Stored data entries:
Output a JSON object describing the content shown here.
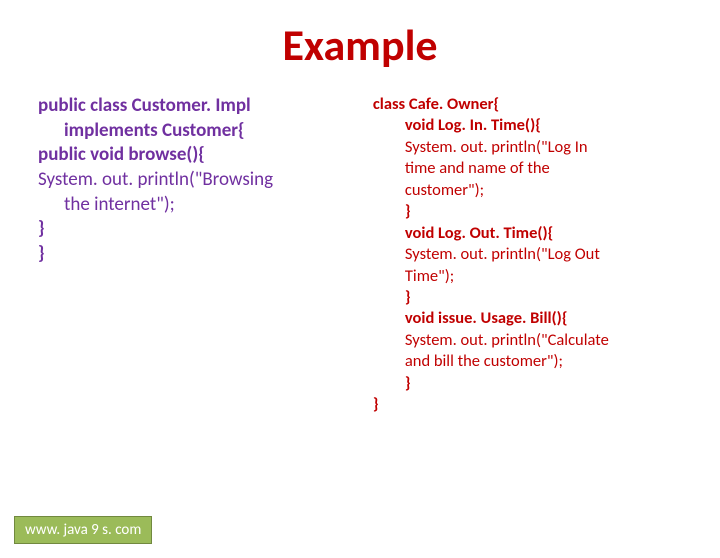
{
  "title": "Example",
  "left": {
    "l1a": "public class Customer. Impl",
    "l1b": "implements Customer{",
    "l2": "public void browse(){",
    "l3a": "System. out. println(\"Browsing",
    "l3b": "the internet\");",
    "l4": "}",
    "l5": "}"
  },
  "right": {
    "r1": "class Cafe. Owner{",
    "r2": "void Log. In. Time(){",
    "r3a": "System. out. println(\"Log  In",
    "r3b": "time and name of the",
    "r3c": "customer\");",
    "r4": "}",
    "r5": "void Log. Out. Time(){",
    "r6a": "System. out. println(\"Log Out",
    "r6b": "Time\");",
    "r7": "}",
    "r8": "void  issue. Usage. Bill(){",
    "r9a": "System. out. println(\"Calculate",
    "r9b": "and bill the customer\");",
    "r10": "}",
    "r11": "}"
  },
  "footer": "www. java 9 s. com"
}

▶ _What is asked_
Report each line in the data that holds the word "public".

▶ _In response_
    "l1a": "public class Customer. Impl",
    "l2": "public void browse(){",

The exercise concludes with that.